Stated exercise
Quote every line of the entries below verbatim, leaving out the pictures.

[Part of a data file]
"""
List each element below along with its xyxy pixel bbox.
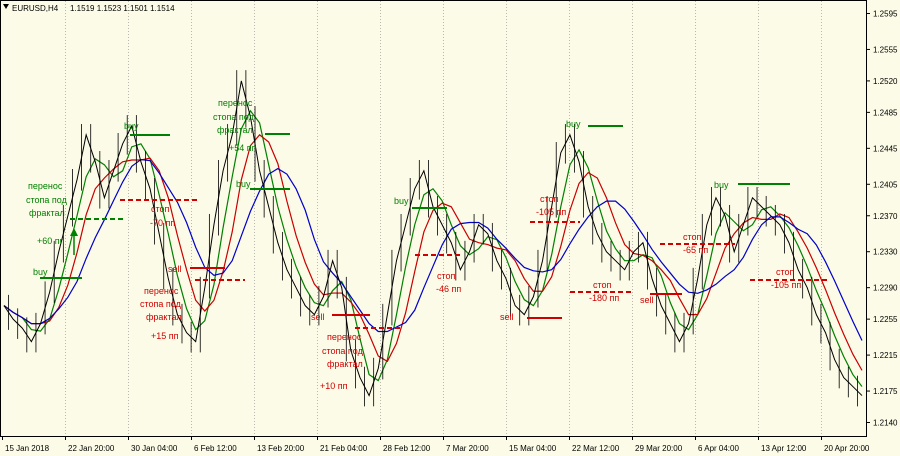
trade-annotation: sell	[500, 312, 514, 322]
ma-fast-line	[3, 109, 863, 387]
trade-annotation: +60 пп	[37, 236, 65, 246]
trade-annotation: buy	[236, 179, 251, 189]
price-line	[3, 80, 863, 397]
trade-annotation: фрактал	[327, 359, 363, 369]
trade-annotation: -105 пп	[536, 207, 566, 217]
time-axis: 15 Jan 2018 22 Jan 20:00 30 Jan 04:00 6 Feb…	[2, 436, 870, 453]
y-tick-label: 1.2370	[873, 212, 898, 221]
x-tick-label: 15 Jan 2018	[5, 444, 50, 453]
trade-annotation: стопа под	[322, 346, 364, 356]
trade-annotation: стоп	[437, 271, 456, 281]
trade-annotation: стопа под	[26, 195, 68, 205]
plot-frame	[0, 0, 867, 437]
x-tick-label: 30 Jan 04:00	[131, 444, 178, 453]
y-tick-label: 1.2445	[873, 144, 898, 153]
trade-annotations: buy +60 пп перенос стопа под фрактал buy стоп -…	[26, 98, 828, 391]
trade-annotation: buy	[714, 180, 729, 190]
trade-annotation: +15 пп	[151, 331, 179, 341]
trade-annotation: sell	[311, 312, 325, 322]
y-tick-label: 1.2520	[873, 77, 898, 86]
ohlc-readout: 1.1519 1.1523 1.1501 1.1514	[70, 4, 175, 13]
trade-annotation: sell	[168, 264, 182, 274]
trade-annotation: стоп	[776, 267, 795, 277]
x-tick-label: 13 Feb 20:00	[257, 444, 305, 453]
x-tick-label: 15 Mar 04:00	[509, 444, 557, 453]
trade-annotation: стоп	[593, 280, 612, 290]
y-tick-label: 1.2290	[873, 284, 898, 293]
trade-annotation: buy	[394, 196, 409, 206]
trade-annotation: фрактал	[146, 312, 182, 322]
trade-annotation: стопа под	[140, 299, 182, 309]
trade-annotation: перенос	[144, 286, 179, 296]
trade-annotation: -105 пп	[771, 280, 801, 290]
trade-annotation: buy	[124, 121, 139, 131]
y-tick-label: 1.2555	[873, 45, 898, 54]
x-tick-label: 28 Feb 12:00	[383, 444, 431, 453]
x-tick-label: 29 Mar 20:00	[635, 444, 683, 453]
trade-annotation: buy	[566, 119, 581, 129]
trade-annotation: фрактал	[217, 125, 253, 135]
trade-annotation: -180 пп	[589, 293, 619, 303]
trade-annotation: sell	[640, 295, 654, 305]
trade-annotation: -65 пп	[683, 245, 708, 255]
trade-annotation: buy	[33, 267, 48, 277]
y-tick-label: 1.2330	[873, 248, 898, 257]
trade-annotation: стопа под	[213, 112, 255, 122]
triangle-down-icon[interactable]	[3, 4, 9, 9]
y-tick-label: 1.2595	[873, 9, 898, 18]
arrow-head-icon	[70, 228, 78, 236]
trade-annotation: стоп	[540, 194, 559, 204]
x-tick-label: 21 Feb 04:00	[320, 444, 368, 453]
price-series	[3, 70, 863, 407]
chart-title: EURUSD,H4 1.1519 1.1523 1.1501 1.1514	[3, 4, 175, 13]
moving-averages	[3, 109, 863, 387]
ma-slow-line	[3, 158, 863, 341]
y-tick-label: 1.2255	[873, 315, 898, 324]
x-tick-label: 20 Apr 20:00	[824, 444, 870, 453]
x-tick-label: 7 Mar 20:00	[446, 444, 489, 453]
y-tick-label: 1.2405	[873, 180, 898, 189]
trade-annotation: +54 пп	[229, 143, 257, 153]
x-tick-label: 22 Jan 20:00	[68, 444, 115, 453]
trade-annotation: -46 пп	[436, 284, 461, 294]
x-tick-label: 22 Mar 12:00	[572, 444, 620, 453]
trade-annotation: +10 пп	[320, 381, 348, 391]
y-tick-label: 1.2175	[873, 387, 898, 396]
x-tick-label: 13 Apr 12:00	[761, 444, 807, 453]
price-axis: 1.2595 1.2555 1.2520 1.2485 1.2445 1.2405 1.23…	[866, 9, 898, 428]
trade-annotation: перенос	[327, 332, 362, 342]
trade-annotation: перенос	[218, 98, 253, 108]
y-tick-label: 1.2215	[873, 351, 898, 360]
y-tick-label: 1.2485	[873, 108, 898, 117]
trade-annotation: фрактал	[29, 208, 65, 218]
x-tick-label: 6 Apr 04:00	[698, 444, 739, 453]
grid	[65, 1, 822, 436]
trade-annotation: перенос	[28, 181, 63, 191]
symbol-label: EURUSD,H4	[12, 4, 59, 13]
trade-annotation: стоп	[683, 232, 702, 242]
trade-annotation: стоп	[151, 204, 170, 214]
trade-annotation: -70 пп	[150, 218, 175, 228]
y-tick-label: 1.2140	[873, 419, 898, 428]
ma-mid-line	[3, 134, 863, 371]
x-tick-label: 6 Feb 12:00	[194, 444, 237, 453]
"""
Complete response
List each element below along with its xyxy pixel bbox.
trade-annotation: sell	[500, 312, 514, 322]
ma-fast-line	[3, 109, 863, 387]
trade-annotation: +60 пп	[37, 236, 65, 246]
trade-annotation: buy	[236, 179, 251, 189]
price-line	[3, 80, 863, 397]
trade-annotation: фрактал	[327, 359, 363, 369]
trade-annotation: -105 пп	[536, 207, 566, 217]
time-axis: 15 Jan 2018 22 Jan 20:00 30 Jan 04:00 6 Feb…	[2, 436, 870, 453]
y-tick-label: 1.2370	[873, 212, 898, 221]
x-tick-label: 15 Jan 2018	[5, 444, 50, 453]
trade-annotation: стопа под	[322, 346, 364, 356]
trade-annotation: стоп	[437, 271, 456, 281]
trade-annotation: стопа под	[26, 195, 68, 205]
plot-frame	[0, 0, 867, 437]
x-tick-label: 30 Jan 04:00	[131, 444, 178, 453]
y-tick-label: 1.2445	[873, 144, 898, 153]
trade-annotations: buy +60 пп перенос стопа под фрактал buy стоп -…	[26, 98, 828, 391]
trade-annotation: buy	[714, 180, 729, 190]
trade-annotation: +15 пп	[151, 331, 179, 341]
trade-annotation: sell	[311, 312, 325, 322]
y-tick-label: 1.2520	[873, 77, 898, 86]
ohlc-readout: 1.1519 1.1523 1.1501 1.1514	[70, 4, 175, 13]
trade-annotation: sell	[168, 264, 182, 274]
trade-annotation: стоп	[776, 267, 795, 277]
x-tick-label: 13 Feb 20:00	[257, 444, 305, 453]
x-tick-label: 15 Mar 04:00	[509, 444, 557, 453]
trade-annotation: стоп	[593, 280, 612, 290]
y-tick-label: 1.2290	[873, 284, 898, 293]
trade-annotation: buy	[394, 196, 409, 206]
trade-annotation: фрактал	[146, 312, 182, 322]
trade-annotation: стопа под	[140, 299, 182, 309]
trade-annotation: перенос	[144, 286, 179, 296]
trade-annotation: -105 пп	[771, 280, 801, 290]
trade-annotation: buy	[124, 121, 139, 131]
y-tick-label: 1.2555	[873, 45, 898, 54]
x-tick-label: 28 Feb 12:00	[383, 444, 431, 453]
x-tick-label: 29 Mar 20:00	[635, 444, 683, 453]
trade-annotation: buy	[566, 119, 581, 129]
trade-annotation: фрактал	[217, 125, 253, 135]
trade-annotation: -180 пп	[589, 293, 619, 303]
trade-annotation: sell	[640, 295, 654, 305]
trade-annotation: -65 пп	[683, 245, 708, 255]
trade-annotation: buy	[33, 267, 48, 277]
y-tick-label: 1.2330	[873, 248, 898, 257]
trade-annotation: стопа под	[213, 112, 255, 122]
triangle-down-icon[interactable]	[3, 4, 9, 9]
y-tick-label: 1.2595	[873, 9, 898, 18]
arrow-head-icon	[70, 228, 78, 236]
trade-annotation: стоп	[540, 194, 559, 204]
x-tick-label: 21 Feb 04:00	[320, 444, 368, 453]
price-series	[3, 70, 863, 407]
chart-title: EURUSD,H4 1.1519 1.1523 1.1501 1.1514	[3, 4, 175, 13]
moving-averages	[3, 109, 863, 387]
ma-slow-line	[3, 158, 863, 341]
y-tick-label: 1.2255	[873, 315, 898, 324]
x-tick-label: 20 Apr 20:00	[824, 444, 870, 453]
x-tick-label: 7 Mar 20:00	[446, 444, 489, 453]
y-tick-label: 1.2405	[873, 180, 898, 189]
trade-annotation: +54 пп	[229, 143, 257, 153]
x-tick-label: 22 Jan 20:00	[68, 444, 115, 453]
trade-annotation: -46 пп	[436, 284, 461, 294]
x-tick-label: 22 Mar 12:00	[572, 444, 620, 453]
trade-annotation: +10 пп	[320, 381, 348, 391]
y-tick-label: 1.2175	[873, 387, 898, 396]
x-tick-label: 13 Apr 12:00	[761, 444, 807, 453]
price-axis: 1.2595 1.2555 1.2520 1.2485 1.2445 1.2405 1.23…	[866, 9, 898, 428]
trade-annotation: перенос	[327, 332, 362, 342]
trade-annotation: перенос	[218, 98, 253, 108]
y-tick-label: 1.2215	[873, 351, 898, 360]
y-tick-label: 1.2485	[873, 108, 898, 117]
trade-annotation: фрактал	[29, 208, 65, 218]
x-tick-label: 6 Apr 04:00	[698, 444, 739, 453]
grid	[65, 1, 822, 436]
trade-annotation: перенос	[28, 181, 63, 191]
symbol-label: EURUSD,H4	[12, 4, 59, 13]
trade-annotation: стоп	[683, 232, 702, 242]
trade-annotation: стоп	[151, 204, 170, 214]
trade-annotation: -70 пп	[150, 218, 175, 228]
y-tick-label: 1.2140	[873, 419, 898, 428]
ma-mid-line	[3, 134, 863, 371]
x-tick-label: 6 Feb 12:00	[194, 444, 237, 453]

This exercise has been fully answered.